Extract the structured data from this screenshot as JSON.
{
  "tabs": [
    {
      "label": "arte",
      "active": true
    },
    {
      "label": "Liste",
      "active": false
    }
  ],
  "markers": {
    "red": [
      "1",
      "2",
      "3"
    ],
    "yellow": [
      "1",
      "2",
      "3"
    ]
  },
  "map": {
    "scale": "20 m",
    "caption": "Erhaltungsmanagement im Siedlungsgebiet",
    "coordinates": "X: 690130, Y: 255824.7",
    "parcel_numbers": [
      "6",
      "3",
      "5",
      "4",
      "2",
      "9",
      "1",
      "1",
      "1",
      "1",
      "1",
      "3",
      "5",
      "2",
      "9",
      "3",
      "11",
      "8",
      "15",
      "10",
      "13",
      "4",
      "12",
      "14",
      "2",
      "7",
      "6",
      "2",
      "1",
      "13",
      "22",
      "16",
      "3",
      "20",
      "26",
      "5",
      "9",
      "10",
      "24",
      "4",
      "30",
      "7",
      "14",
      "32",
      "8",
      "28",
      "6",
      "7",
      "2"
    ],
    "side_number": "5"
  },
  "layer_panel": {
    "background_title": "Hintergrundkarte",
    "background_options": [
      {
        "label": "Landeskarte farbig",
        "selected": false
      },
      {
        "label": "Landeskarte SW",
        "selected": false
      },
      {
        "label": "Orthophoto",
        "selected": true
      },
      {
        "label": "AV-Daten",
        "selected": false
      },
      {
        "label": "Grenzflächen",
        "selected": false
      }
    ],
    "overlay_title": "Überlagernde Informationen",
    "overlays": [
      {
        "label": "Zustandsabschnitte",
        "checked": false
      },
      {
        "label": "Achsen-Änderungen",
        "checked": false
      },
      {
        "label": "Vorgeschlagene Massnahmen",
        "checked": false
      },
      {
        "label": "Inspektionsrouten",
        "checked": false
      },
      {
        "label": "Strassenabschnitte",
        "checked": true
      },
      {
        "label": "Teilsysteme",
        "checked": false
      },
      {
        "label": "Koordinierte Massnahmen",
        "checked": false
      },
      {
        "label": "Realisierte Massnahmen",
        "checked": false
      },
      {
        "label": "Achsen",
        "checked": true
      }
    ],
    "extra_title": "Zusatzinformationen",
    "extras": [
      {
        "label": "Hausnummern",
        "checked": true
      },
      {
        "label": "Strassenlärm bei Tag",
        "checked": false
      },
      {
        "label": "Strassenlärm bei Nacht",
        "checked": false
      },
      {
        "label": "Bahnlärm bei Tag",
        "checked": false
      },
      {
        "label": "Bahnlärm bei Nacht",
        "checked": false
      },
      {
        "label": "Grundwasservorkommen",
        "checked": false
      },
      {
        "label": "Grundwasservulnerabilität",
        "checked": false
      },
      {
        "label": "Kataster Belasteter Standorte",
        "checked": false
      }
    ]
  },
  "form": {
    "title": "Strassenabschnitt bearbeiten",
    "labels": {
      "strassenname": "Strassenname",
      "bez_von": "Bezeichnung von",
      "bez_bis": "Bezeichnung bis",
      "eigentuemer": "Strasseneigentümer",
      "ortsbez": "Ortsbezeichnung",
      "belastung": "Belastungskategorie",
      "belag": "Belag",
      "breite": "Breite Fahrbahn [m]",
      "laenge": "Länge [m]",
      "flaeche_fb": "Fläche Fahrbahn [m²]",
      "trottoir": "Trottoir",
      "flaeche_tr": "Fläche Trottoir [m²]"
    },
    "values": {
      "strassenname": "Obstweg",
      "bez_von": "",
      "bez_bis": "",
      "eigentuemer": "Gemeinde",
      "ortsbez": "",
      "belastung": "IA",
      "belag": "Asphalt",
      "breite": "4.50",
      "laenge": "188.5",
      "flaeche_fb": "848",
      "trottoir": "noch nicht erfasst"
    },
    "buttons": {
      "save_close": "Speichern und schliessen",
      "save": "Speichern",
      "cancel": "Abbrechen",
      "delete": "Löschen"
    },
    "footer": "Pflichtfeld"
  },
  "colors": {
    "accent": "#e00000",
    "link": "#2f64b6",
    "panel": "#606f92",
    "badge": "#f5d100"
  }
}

****************

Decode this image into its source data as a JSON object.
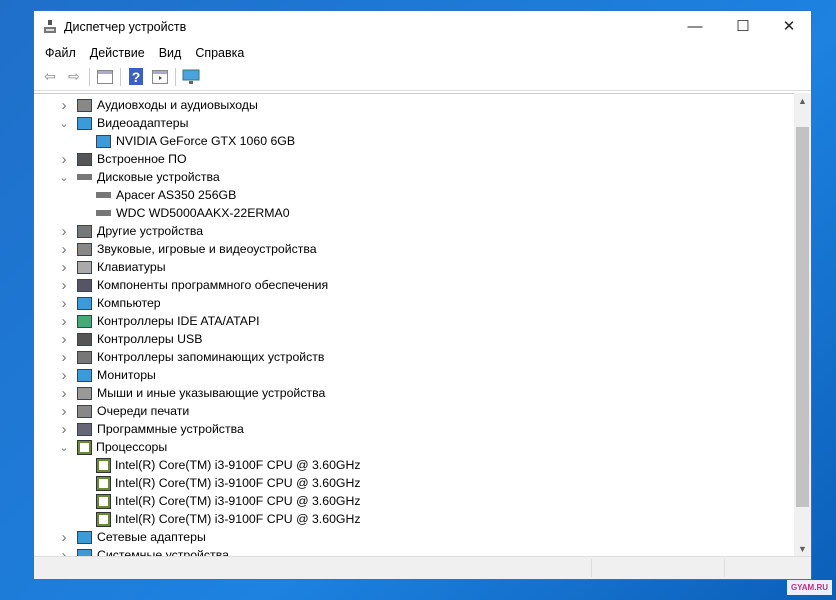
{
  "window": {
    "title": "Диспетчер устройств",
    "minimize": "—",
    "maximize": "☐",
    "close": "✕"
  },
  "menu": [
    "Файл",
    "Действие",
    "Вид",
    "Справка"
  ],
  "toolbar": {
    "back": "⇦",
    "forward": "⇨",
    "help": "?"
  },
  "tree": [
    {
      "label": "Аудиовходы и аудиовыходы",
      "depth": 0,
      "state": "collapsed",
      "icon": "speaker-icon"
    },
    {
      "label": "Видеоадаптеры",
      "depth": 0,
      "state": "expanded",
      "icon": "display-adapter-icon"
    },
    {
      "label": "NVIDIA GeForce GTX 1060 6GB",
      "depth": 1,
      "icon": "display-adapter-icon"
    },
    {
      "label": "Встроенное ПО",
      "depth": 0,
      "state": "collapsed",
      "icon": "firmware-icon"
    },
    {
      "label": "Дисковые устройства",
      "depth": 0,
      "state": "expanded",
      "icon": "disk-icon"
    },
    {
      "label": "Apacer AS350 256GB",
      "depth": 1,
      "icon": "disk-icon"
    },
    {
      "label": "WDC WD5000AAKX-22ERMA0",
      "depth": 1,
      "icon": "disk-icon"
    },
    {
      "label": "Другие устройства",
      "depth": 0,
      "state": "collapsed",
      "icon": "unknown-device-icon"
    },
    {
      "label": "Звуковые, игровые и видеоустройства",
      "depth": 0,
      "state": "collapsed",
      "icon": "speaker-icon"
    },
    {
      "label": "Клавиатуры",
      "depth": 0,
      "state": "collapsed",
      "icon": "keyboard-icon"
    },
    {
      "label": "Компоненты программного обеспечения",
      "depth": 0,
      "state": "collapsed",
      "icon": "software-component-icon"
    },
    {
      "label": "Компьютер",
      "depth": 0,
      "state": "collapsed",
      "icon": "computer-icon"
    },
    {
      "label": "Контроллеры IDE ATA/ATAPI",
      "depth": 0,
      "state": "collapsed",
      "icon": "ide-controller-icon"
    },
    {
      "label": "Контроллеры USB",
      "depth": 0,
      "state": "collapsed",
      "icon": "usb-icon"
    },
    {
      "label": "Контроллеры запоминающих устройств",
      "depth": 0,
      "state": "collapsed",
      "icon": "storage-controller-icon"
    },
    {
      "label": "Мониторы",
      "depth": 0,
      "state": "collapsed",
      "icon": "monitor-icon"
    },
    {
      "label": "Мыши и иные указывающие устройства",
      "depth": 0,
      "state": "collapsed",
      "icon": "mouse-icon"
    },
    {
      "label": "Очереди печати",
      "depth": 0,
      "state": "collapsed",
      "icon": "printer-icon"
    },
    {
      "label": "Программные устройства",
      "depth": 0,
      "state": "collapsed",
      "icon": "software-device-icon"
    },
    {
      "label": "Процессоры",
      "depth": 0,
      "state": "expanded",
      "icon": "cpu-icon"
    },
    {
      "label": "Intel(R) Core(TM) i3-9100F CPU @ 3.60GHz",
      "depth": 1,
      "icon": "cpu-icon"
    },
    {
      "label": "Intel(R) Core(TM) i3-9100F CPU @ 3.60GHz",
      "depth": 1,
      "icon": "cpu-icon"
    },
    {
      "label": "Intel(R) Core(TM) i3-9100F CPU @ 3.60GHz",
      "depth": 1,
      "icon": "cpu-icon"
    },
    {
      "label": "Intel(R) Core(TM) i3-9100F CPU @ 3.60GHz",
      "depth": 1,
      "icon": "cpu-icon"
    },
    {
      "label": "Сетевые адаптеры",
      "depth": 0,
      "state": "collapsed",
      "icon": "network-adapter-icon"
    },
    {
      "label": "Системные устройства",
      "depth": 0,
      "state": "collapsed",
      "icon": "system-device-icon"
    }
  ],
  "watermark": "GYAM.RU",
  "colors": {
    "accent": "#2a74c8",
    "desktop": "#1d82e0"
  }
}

****************

**TASK REQUIREMENTS:** Among the entries, how many lines include the word "software"? Answer with a single number and nothing further.

**SOLUTION BELOW:** 2